** Begin LISTED ENTRIES **

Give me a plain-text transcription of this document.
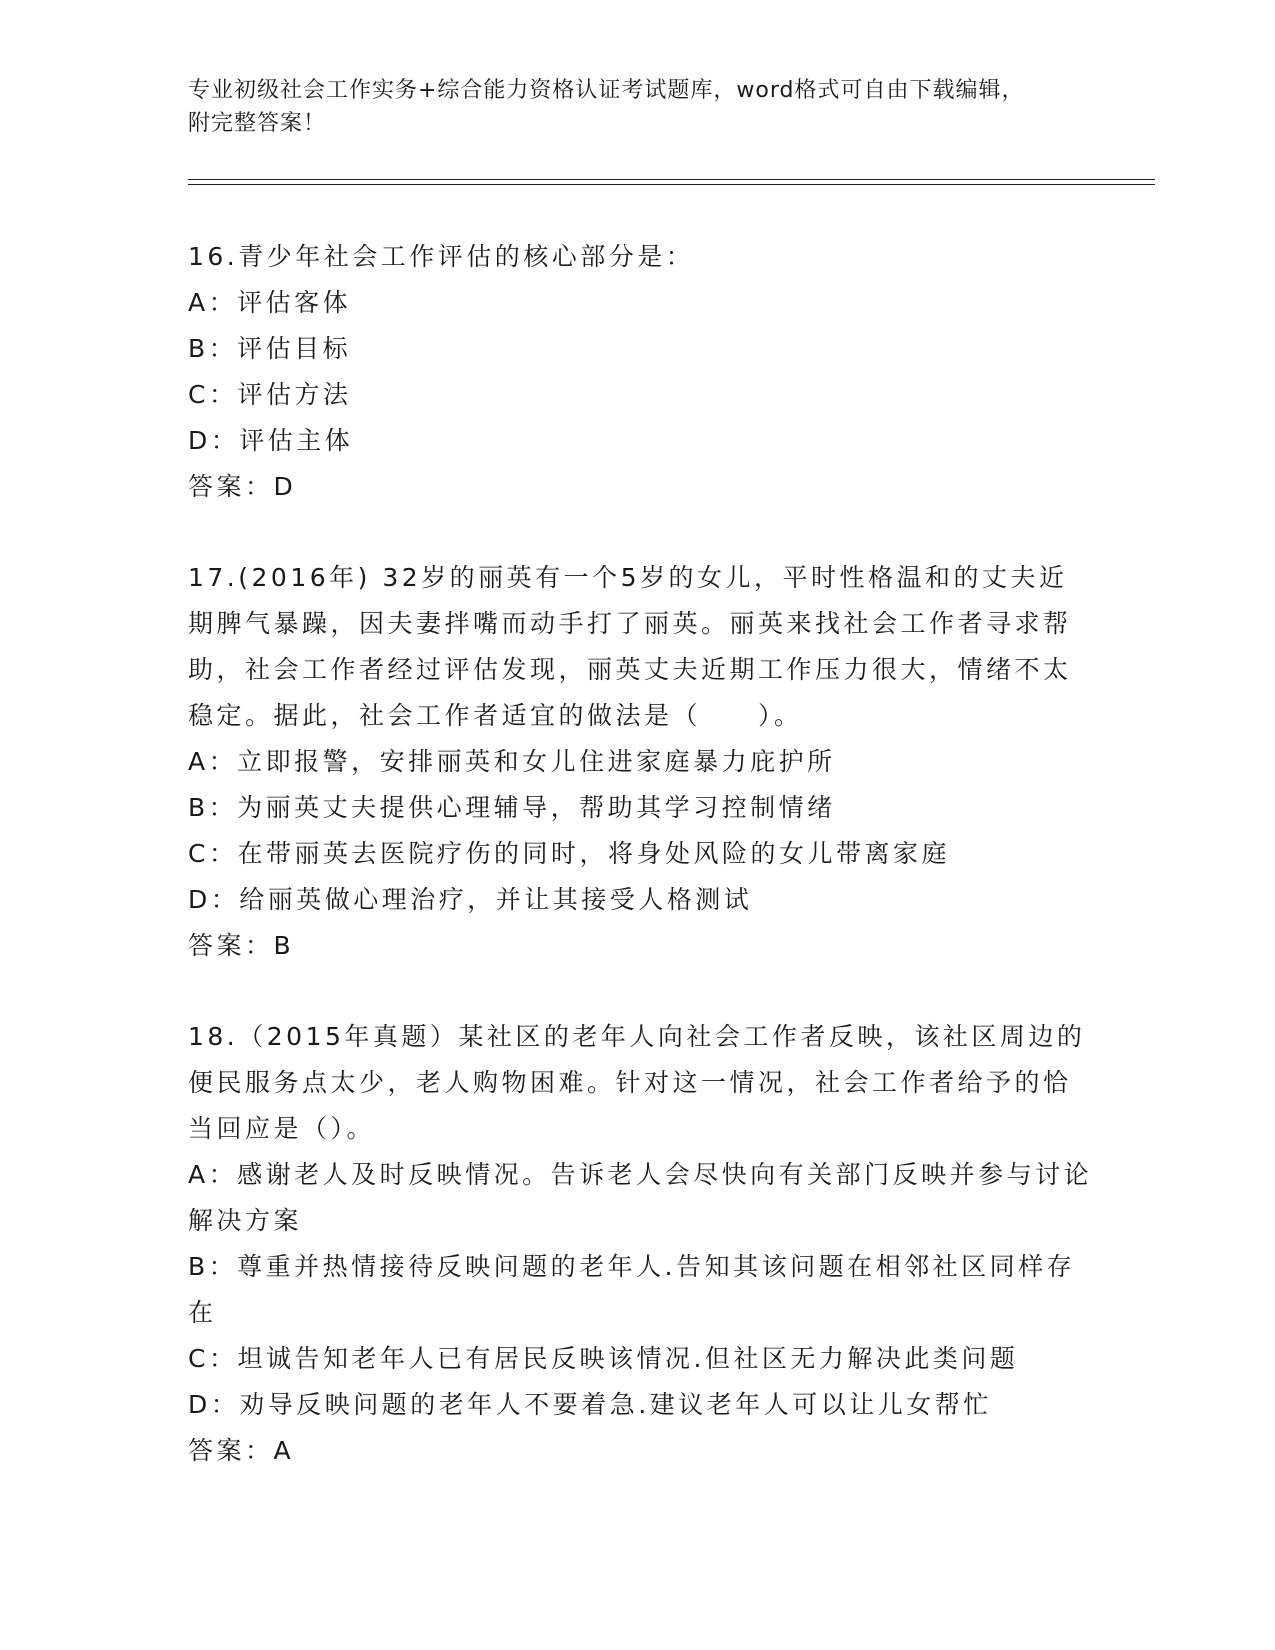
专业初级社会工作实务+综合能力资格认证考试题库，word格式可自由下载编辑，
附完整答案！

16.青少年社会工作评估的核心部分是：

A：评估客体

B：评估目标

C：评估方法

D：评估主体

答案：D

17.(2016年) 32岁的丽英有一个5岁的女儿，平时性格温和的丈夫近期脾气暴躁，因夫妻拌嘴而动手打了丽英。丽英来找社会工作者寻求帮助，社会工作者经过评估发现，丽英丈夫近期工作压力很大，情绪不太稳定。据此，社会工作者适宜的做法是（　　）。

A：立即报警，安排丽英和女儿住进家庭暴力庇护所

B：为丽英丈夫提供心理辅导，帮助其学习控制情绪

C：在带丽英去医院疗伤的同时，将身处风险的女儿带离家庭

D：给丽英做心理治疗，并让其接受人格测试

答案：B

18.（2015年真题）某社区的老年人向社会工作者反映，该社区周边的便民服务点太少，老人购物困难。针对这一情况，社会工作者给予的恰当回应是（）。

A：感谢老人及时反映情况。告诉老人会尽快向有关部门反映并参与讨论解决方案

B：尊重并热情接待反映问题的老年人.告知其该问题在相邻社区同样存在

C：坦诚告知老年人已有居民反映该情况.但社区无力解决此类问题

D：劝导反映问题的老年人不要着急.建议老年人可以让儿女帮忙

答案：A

** End LISTED ENTRIES **

Pictures in the data above should not be copied; transcribe everything else exactly.

Give me a plain-text transcription of this document.
专业初级社会工作实务+综合能力资格认证考试题库，word格式可自由下载编辑，
附完整答案！

16.青少年社会工作评估的核心部分是：

A：评估客体

B：评估目标

C：评估方法

D：评估主体

答案：D

17.(2016年) 32岁的丽英有一个5岁的女儿，平时性格温和的丈夫近期脾气暴躁，因夫妻拌嘴而动手打了丽英。丽英来找社会工作者寻求帮助，社会工作者经过评估发现，丽英丈夫近期工作压力很大，情绪不太稳定。据此，社会工作者适宜的做法是（　　）。

A：立即报警，安排丽英和女儿住进家庭暴力庇护所

B：为丽英丈夫提供心理辅导，帮助其学习控制情绪

C：在带丽英去医院疗伤的同时，将身处风险的女儿带离家庭

D：给丽英做心理治疗，并让其接受人格测试

答案：B

18.（2015年真题）某社区的老年人向社会工作者反映，该社区周边的便民服务点太少，老人购物困难。针对这一情况，社会工作者给予的恰当回应是（）。

A：感谢老人及时反映情况。告诉老人会尽快向有关部门反映并参与讨论解决方案

B：尊重并热情接待反映问题的老年人.告知其该问题在相邻社区同样存在

C：坦诚告知老年人已有居民反映该情况.但社区无力解决此类问题

D：劝导反映问题的老年人不要着急.建议老年人可以让儿女帮忙

答案：A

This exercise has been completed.